▶ [Enunciado a]: Copie da palestra sobre a comunhão social o trecho que começa nas palavras "Palestra: A comunhão" e termina depois de "quanto a responsabilidade.".

▶ [Texto extraído]:
☆ ☆ ☆ ☆ ☆ ☆ ☆
Palestra: A comunhão social: A paz seja conosco

Na última palestra falamos da comunhão substancial, a comunhão com o pão e o vinho. O motivo espiritual mais profundo da comunhão com o pão e o vinho tem o sentido de uma ajuda para a formação do carma. Para o desenvolvimento do eu é necessária essa formação do carma. Pois só assim o eu pode desenvolver, tanto a liberdade quanto a responsabilidade.

Indo um passo à frente podemos nos perguntar o que forma o carma. O carma é consequência de tudo que fazemos ou deixamos de fazer. O carma tem a ver com a nossa força de vontade, com a possibilidade de atuar no mundo, ou com a decisão de não atuar. É importante sentir que, tanto na ação, quanto na omissão, temos responsabilidade. Naquilo que fazemos, ou deixamos de fazer, estamos em relacionamento com os outros, com a Terra. O carma é a consequência dos nossos relacionamentos. A comunhão com o pão e o vinho nos ajuda na formação do carma. Mas se vamos um passo à frente somos levados a nos perguntar, como são os nossos relacionamentos com os outros e o nosso relacionamento com a Terra. A questão dos nossos relacionamentos com os outros será o tema da palestra de hoje, a comunhão social. A formação do carma tem a ver com nossa vida social, com o nosso relacionamento com as outras pessoas. A questão do nosso relacionamento com a Terra será o tema da próxima palestra, a comunhão espiritual.
☆ ☆ ☆ ☆ ☆ ☆ ☆
▶ [Informação extraída]:

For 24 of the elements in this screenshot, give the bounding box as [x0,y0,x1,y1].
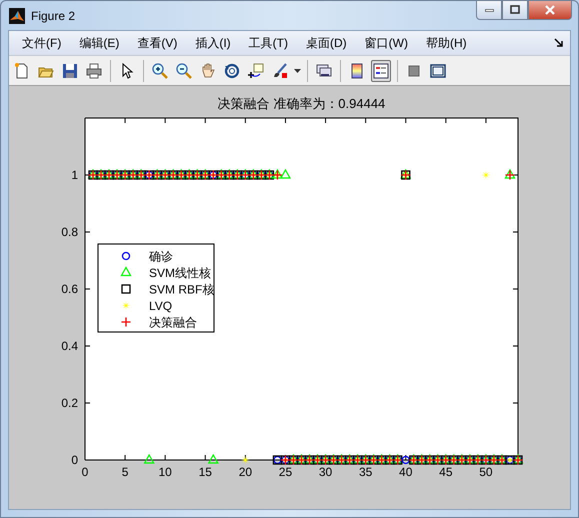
legend-label: 确诊 [149,250,173,264]
tick-label: 0 [71,453,78,467]
legend-label: SVM RBF核 [149,282,214,296]
tick-label: 15 [198,465,212,479]
tick-label: 35 [358,465,372,479]
tick-label: 0.4 [61,339,78,353]
tick-label: 0 [82,465,88,479]
tick-label: 50 [479,465,493,479]
tick-label: 1 [71,168,78,182]
tick-label: 0.6 [61,282,78,296]
chart-title: 决策融合 准确率为：0.94444 [218,96,386,111]
tick-label: 25 [278,465,292,479]
tick-label: 5 [122,465,128,479]
window-title: Figure 2 [31,8,76,22]
tick-label: 40 [399,465,412,479]
tick-label: 30 [318,465,332,479]
legend-label: SVM线性核 [149,266,212,280]
tick-label: 0.2 [61,396,78,410]
legend-label: 决策融合 [149,316,197,330]
tick-label: 10 [158,465,172,479]
legend-label: LVQ [149,299,172,313]
tick-label: 45 [439,465,453,479]
tick-label: 20 [238,465,252,479]
tick-label: 0.8 [61,225,78,239]
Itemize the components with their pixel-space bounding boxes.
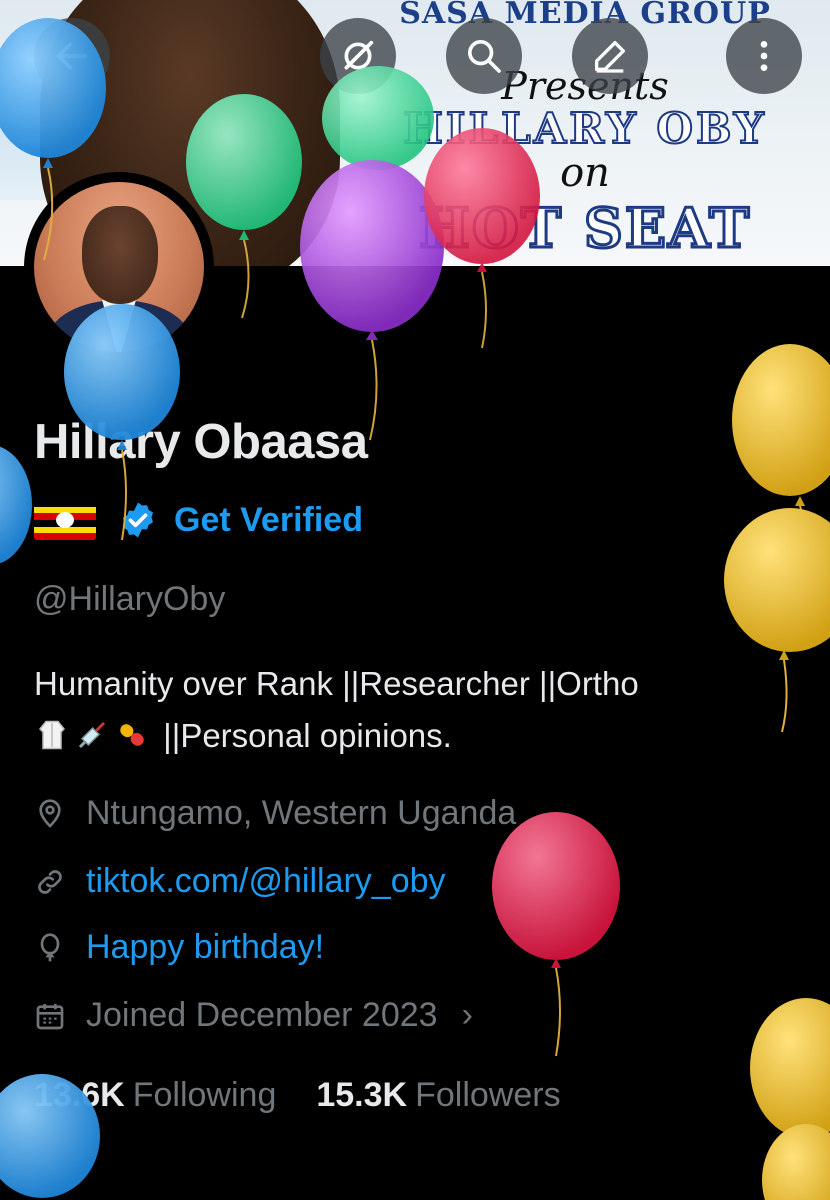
balloon-blue-left-edge bbox=[0, 446, 32, 564]
bio-line-2-row: ||Personal opinions. bbox=[34, 710, 794, 762]
following-label: Following bbox=[132, 1076, 277, 1114]
back-button[interactable] bbox=[34, 18, 110, 94]
avatar-image bbox=[34, 182, 204, 352]
birthday-text: Happy birthday! bbox=[86, 928, 325, 966]
grok-button[interactable] bbox=[320, 18, 396, 94]
followers-count: 15.3K bbox=[316, 1076, 408, 1114]
pencil-icon bbox=[595, 41, 625, 73]
profile-bio: Humanity over Rank ||Researcher ||Ortho … bbox=[34, 658, 794, 762]
followers-stat[interactable]: 15.3K Followers bbox=[316, 1076, 560, 1115]
calendar-icon bbox=[36, 1003, 64, 1029]
syringe-emoji bbox=[78, 721, 106, 749]
edit-button[interactable] bbox=[572, 18, 648, 94]
profile-handle: @HillaryOby bbox=[34, 580, 226, 618]
arrow-left-icon bbox=[56, 42, 88, 70]
more-options-button[interactable] bbox=[726, 18, 802, 94]
chevron-right-icon: › bbox=[461, 996, 473, 1034]
profile-name: Hillary Obaasa bbox=[34, 415, 368, 469]
location-text: Ntungamo, Western Uganda bbox=[86, 794, 517, 832]
banner-line-name: HILLARY OBY bbox=[402, 103, 767, 154]
bio-line-2-text: ||Personal opinions. bbox=[163, 717, 452, 754]
location-pin-icon bbox=[39, 798, 61, 828]
get-verified-link[interactable]: Get Verified bbox=[174, 501, 363, 540]
joined-text: Joined December 2023 bbox=[86, 996, 438, 1034]
avatar-face bbox=[82, 206, 158, 304]
joined-row[interactable]: Joined December 2023 › bbox=[34, 996, 473, 1035]
search-button[interactable] bbox=[446, 18, 522, 94]
following-count: 13.6K bbox=[34, 1076, 125, 1114]
balloon-icon bbox=[40, 932, 60, 961]
verified-badge-icon[interactable] bbox=[118, 500, 158, 540]
location-row: Ntungamo, Western Uganda bbox=[34, 794, 516, 833]
website-link[interactable]: tiktok.com/@hillary_oby bbox=[86, 862, 446, 901]
bio-line-1: Humanity over Rank ||Researcher ||Ortho bbox=[34, 665, 639, 702]
link-icon bbox=[38, 869, 62, 894]
birthday-row: Happy birthday! bbox=[34, 928, 324, 967]
followers-label: Followers bbox=[415, 1076, 561, 1114]
balloon-gold-bottom-right bbox=[750, 998, 830, 1200]
website-row: tiktok.com/@hillary_oby bbox=[34, 862, 446, 901]
avatar[interactable] bbox=[24, 172, 214, 362]
balloon-gold-right-1 bbox=[732, 344, 830, 581]
banner-line-hot-seat: HOT SEAT bbox=[417, 195, 752, 262]
more-vertical-icon bbox=[760, 41, 768, 71]
lab-coat-emoji bbox=[38, 720, 66, 750]
search-icon bbox=[468, 40, 501, 73]
balloon-red-bottom bbox=[492, 812, 620, 1057]
following-stat[interactable]: 13.6K Following bbox=[34, 1076, 276, 1115]
uganda-flag-icon bbox=[34, 500, 96, 540]
verification-row: Get Verified bbox=[34, 498, 363, 542]
pill-emoji bbox=[120, 724, 144, 746]
follow-stats: 13.6K Following 15.3K Followers bbox=[34, 1076, 561, 1115]
grok-icon bbox=[344, 40, 374, 70]
banner-line-on: on bbox=[560, 150, 610, 196]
☆ ☆ ☆ ☆ ☆ ☆ ☆
▶ [Enunciado b]: Converta em uma lista JSON de strings somente as linhas da listagem que vão da linha com "legend-label: 确诊 [149,250,173,264]" até a linha com "tick-label: 0 [82,465,88,479]", incluindo as duas. Use uma string por linha e deixe de fora as linhas em branco.

▶ [Resposta esperada a]:
Palestra: A comunhão social: A paz seja conosco

Na última palestra falamos da comunhão substancial, a comunhão com o pão e o vinho. O motivo espiritual mais profundo da comunhão com o pão e o vinho tem o sentido de uma ajuda para a formação do carma. Para o desenvolvimento do eu é necessária essa formação do carma. Pois só assim o eu pode desenvolver, tanto a liberdade quanto a responsabilidade.

▶ [Resposta esperada b]:
[
  "legend-label: 确诊 [149,250,173,264]",
  "tick-label: 0 [71,453,78,467]",
  "legend-label: SVM RBF核 [149,282,214,296]",
  "tick-label: 15 [198,465,212,479]",
  "tick-label: 35 [358,465,372,479]",
  "tick-label: 0.4 [61,339,78,353]",
  "tick-label: 0 [82,465,88,479]"
]